# YOUR TASK
Extract and list every line that contains the word "dwupaliwowy".

# TASK INPUTS

↓

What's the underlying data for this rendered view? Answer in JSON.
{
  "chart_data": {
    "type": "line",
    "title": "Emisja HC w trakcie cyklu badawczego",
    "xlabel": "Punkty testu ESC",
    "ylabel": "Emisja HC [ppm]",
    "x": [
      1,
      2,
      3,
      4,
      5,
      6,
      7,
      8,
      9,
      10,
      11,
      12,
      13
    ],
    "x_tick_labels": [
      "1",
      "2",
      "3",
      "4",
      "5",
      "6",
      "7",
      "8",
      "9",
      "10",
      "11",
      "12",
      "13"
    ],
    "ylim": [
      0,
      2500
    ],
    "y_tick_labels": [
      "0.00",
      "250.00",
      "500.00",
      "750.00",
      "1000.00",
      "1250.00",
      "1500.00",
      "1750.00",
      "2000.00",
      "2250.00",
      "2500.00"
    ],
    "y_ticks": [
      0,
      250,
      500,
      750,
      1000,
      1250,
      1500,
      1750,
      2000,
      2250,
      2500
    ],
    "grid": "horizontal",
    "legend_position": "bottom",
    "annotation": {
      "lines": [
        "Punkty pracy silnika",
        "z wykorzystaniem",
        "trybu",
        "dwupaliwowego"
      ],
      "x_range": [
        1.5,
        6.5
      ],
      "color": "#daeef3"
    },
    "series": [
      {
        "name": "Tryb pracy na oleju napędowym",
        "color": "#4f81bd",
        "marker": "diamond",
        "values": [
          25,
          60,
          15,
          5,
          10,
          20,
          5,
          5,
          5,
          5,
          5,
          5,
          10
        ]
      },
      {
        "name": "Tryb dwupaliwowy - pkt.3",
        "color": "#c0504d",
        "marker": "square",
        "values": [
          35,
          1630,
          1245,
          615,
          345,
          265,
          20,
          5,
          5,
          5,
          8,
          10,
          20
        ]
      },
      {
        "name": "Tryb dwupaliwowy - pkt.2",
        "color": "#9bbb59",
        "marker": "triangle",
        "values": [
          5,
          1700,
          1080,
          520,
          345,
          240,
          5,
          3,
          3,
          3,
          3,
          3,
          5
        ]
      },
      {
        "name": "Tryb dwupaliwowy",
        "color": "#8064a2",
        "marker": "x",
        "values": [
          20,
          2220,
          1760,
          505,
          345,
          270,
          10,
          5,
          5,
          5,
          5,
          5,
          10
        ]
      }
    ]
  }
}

↑

# RESULT OF THIS EXERCISE
        "name": "Tryb dwupaliwowy - pkt.3",
        "name": "Tryb dwupaliwowy - pkt.2",
        "name": "Tryb dwupaliwowy",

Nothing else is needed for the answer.